#### EXERCISE REQUIREMENTS
Below are some entries. Output each one exactly as it appears.

#### DATA ROWS

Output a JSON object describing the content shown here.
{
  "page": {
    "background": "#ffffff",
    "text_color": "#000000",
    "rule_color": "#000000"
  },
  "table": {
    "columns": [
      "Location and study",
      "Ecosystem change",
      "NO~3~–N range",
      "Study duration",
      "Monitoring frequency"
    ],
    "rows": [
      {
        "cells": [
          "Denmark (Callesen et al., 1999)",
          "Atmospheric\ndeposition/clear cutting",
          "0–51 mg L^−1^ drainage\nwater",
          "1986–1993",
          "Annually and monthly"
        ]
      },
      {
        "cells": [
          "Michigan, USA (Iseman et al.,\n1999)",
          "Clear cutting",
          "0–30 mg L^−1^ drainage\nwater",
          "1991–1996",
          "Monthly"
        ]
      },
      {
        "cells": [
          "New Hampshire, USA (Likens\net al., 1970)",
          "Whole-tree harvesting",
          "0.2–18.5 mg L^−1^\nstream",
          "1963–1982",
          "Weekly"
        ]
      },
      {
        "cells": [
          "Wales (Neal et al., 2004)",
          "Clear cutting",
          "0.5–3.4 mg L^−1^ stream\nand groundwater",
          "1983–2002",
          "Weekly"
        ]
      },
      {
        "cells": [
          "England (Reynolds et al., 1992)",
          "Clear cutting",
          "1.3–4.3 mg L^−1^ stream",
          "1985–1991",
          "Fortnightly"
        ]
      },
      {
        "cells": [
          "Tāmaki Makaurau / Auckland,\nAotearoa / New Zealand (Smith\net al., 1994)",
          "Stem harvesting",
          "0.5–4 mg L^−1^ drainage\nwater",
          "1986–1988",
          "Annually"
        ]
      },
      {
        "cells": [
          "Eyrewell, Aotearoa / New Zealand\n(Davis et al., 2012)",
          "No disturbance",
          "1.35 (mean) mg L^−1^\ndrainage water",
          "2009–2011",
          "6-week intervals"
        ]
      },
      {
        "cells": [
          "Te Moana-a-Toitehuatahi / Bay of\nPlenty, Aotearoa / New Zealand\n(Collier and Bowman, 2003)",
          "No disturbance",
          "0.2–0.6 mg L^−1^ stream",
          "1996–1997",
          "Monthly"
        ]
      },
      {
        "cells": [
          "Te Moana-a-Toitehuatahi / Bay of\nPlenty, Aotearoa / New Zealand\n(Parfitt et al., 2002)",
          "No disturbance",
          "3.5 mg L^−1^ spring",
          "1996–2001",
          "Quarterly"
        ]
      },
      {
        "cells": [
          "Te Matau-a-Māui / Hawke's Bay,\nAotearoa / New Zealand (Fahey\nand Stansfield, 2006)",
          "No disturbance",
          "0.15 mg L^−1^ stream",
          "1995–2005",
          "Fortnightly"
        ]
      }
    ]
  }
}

#### ANSWER IN FULL
Output a JSON object describing the content shown here.
{
  "page": {
    "background": "#ffffff",
    "text_color": "#000000",
    "rule_color": "#000000"
  },
  "table": {
    "columns": [
      "Location and study",
      "Ecosystem change",
      "NO~3~–N range",
      "Study duration",
      "Monitoring frequency"
    ],
    "rows": [
      {
        "cells": [
          "Denmark (Callesen et al., 1999)",
          "Atmospheric\ndeposition/clear cutting",
          "0–51 mg L^−1^ drainage\nwater",
          "1986–1993",
          "Annually and monthly"
        ]
      },
      {
        "cells": [
          "Michigan, USA (Iseman et al.,\n1999)",
          "Clear cutting",
          "0–30 mg L^−1^ drainage\nwater",
          "1991–1996",
          "Monthly"
        ]
      },
      {
        "cells": [
          "New Hampshire, USA (Likens\net al., 1970)",
          "Whole-tree harvesting",
          "0.2–18.5 mg L^−1^\nstream",
          "1963–1982",
          "Weekly"
        ]
      },
      {
        "cells": [
          "Wales (Neal et al., 2004)",
          "Clear cutting",
          "0.5–3.4 mg L^−1^ stream\nand groundwater",
          "1983–2002",
          "Weekly"
        ]
      },
      {
        "cells": [
          "England (Reynolds et al., 1992)",
          "Clear cutting",
          "1.3–4.3 mg L^−1^ stream",
          "1985–1991",
          "Fortnightly"
        ]
      },
      {
        "cells": [
          "Tāmaki Makaurau / Auckland,\nAotearoa / New Zealand (Smith\net al., 1994)",
          "Stem harvesting",
          "0.5–4 mg L^−1^ drainage\nwater",
          "1986–1988",
          "Annually"
        ]
      },
      {
        "cells": [
          "Eyrewell, Aotearoa / New Zealand\n(Davis et al., 2012)",
          "No disturbance",
          "1.35 (mean) mg L^−1^\ndrainage water",
          "2009–2011",
          "6-week intervals"
        ]
      },
      {
        "cells": [
          "Te Moana-a-Toitehuatahi / Bay of\nPlenty, Aotearoa / New Zealand\n(Collier and Bowman, 2003)",
          "No disturbance",
          "0.2–0.6 mg L^−1^ stream",
          "1996–1997",
          "Monthly"
        ]
      },
      {
        "cells": [
          "Te Moana-a-Toitehuatahi / Bay of\nPlenty, Aotearoa / New Zealand\n(Parfitt et al., 2002)",
          "No disturbance",
          "3.5 mg L^−1^ spring",
          "1996–2001",
          "Quarterly"
        ]
      },
      {
        "cells": [
          "Te Matau-a-Māui / Hawke's Bay,\nAotearoa / New Zealand (Fahey\nand Stansfield, 2006)",
          "No disturbance",
          "0.15 mg L^−1^ stream",
          "1995–2005",
          "Fortnightly"
        ]
      }
    ]
  }
}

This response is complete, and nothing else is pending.